The problem:
Write out the records below word for word, please.

Figure data in JSON:
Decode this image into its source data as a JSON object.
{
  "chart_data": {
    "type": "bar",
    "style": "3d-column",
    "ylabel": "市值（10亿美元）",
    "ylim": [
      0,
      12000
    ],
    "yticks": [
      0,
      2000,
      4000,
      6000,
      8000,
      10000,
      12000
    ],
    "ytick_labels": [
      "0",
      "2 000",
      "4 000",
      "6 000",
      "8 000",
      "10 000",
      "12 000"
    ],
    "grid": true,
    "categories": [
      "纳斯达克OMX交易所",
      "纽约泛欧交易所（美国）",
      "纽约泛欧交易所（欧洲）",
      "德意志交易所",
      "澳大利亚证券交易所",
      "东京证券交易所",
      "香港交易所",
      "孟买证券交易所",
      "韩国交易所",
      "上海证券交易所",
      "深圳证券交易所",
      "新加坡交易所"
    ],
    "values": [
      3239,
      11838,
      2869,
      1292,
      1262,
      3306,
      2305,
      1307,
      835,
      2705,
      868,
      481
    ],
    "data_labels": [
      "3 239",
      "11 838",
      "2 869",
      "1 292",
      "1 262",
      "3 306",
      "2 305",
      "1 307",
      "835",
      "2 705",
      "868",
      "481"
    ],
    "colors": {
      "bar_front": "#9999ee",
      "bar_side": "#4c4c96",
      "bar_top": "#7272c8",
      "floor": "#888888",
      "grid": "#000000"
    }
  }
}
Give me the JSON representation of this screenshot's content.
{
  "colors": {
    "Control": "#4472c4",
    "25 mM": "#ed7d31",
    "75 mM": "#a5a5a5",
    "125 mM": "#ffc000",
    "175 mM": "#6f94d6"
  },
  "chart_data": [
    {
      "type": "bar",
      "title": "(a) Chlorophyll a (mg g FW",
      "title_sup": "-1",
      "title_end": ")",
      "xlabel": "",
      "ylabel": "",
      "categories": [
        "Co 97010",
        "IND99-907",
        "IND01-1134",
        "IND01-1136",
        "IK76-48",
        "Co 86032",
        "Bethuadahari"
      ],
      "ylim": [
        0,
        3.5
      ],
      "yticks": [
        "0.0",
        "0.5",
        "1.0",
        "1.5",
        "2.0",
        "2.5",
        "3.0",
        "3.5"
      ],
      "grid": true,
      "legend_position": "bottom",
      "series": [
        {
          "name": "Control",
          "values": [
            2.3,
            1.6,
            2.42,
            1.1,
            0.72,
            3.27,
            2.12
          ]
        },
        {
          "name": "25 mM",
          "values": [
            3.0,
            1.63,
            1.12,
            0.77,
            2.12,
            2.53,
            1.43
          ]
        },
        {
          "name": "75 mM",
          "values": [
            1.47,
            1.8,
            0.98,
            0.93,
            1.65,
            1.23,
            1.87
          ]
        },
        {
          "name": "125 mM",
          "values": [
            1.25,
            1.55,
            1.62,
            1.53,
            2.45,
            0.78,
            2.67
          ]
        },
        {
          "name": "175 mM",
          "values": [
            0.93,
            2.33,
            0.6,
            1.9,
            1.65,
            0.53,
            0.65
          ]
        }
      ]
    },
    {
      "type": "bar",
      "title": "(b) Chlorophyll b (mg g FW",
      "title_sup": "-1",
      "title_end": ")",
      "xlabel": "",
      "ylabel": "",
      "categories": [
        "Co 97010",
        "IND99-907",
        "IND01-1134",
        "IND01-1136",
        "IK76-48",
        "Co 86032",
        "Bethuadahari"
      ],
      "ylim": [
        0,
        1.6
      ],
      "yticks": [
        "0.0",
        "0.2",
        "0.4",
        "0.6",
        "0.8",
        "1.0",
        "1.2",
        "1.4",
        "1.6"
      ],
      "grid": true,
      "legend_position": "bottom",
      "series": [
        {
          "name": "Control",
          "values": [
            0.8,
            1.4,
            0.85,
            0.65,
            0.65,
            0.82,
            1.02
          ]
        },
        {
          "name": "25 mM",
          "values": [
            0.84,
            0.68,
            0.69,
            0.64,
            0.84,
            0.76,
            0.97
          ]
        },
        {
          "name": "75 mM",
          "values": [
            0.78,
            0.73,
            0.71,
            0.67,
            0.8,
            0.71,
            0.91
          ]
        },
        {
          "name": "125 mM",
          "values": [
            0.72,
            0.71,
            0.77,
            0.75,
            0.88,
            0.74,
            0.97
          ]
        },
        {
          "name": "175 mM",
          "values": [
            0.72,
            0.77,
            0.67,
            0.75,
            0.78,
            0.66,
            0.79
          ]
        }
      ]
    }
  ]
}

Worked answer:
Decode this image into its source data as a JSON object.
{
  "chart_data": {
    "type": "bar",
    "style": "3d-column",
    "ylabel": "市值（10亿美元）",
    "ylim": [
      0,
      12000
    ],
    "yticks": [
      0,
      2000,
      4000,
      6000,
      8000,
      10000,
      12000
    ],
    "ytick_labels": [
      "0",
      "2 000",
      "4 000",
      "6 000",
      "8 000",
      "10 000",
      "12 000"
    ],
    "grid": true,
    "categories": [
      "纳斯达克OMX交易所",
      "纽约泛欧交易所（美国）",
      "纽约泛欧交易所（欧洲）",
      "德意志交易所",
      "澳大利亚证券交易所",
      "东京证券交易所",
      "香港交易所",
      "孟买证券交易所",
      "韩国交易所",
      "上海证券交易所",
      "深圳证券交易所",
      "新加坡交易所"
    ],
    "values": [
      3239,
      11838,
      2869,
      1292,
      1262,
      3306,
      2305,
      1307,
      835,
      2705,
      868,
      481
    ],
    "data_labels": [
      "3 239",
      "11 838",
      "2 869",
      "1 292",
      "1 262",
      "3 306",
      "2 305",
      "1 307",
      "835",
      "2 705",
      "868",
      "481"
    ],
    "colors": {
      "bar_front": "#9999ee",
      "bar_side": "#4c4c96",
      "bar_top": "#7272c8",
      "floor": "#888888",
      "grid": "#000000"
    }
  }
}
Give me the JSON representation of this screenshot's content.
{
  "colors": {
    "Control": "#4472c4",
    "25 mM": "#ed7d31",
    "75 mM": "#a5a5a5",
    "125 mM": "#ffc000",
    "175 mM": "#6f94d6"
  },
  "chart_data": [
    {
      "type": "bar",
      "title": "(a) Chlorophyll a (mg g FW",
      "title_sup": "-1",
      "title_end": ")",
      "xlabel": "",
      "ylabel": "",
      "categories": [
        "Co 97010",
        "IND99-907",
        "IND01-1134",
        "IND01-1136",
        "IK76-48",
        "Co 86032",
        "Bethuadahari"
      ],
      "ylim": [
        0,
        3.5
      ],
      "yticks": [
        "0.0",
        "0.5",
        "1.0",
        "1.5",
        "2.0",
        "2.5",
        "3.0",
        "3.5"
      ],
      "grid": true,
      "legend_position": "bottom",
      "series": [
        {
          "name": "Control",
          "values": [
            2.3,
            1.6,
            2.42,
            1.1,
            0.72,
            3.27,
            2.12
          ]
        },
        {
          "name": "25 mM",
          "values": [
            3.0,
            1.63,
            1.12,
            0.77,
            2.12,
            2.53,
            1.43
          ]
        },
        {
          "name": "75 mM",
          "values": [
            1.47,
            1.8,
            0.98,
            0.93,
            1.65,
            1.23,
            1.87
          ]
        },
        {
          "name": "125 mM",
          "values": [
            1.25,
            1.55,
            1.62,
            1.53,
            2.45,
            0.78,
            2.67
          ]
        },
        {
          "name": "175 mM",
          "values": [
            0.93,
            2.33,
            0.6,
            1.9,
            1.65,
            0.53,
            0.65
          ]
        }
      ]
    },
    {
      "type": "bar",
      "title": "(b) Chlorophyll b (mg g FW",
      "title_sup": "-1",
      "title_end": ")",
      "xlabel": "",
      "ylabel": "",
      "categories": [
        "Co 97010",
        "IND99-907",
        "IND01-1134",
        "IND01-1136",
        "IK76-48",
        "Co 86032",
        "Bethuadahari"
      ],
      "ylim": [
        0,
        1.6
      ],
      "yticks": [
        "0.0",
        "0.2",
        "0.4",
        "0.6",
        "0.8",
        "1.0",
        "1.2",
        "1.4",
        "1.6"
      ],
      "grid": true,
      "legend_position": "bottom",
      "series": [
        {
          "name": "Control",
          "values": [
            0.8,
            1.4,
            0.85,
            0.65,
            0.65,
            0.82,
            1.02
          ]
        },
        {
          "name": "25 mM",
          "values": [
            0.84,
            0.68,
            0.69,
            0.64,
            0.84,
            0.76,
            0.97
          ]
        },
        {
          "name": "75 mM",
          "values": [
            0.78,
            0.73,
            0.71,
            0.67,
            0.8,
            0.71,
            0.91
          ]
        },
        {
          "name": "125 mM",
          "values": [
            0.72,
            0.71,
            0.77,
            0.75,
            0.88,
            0.74,
            0.97
          ]
        },
        {
          "name": "175 mM",
          "values": [
            0.72,
            0.77,
            0.67,
            0.75,
            0.78,
            0.66,
            0.79
          ]
        }
      ]
    }
  ]
}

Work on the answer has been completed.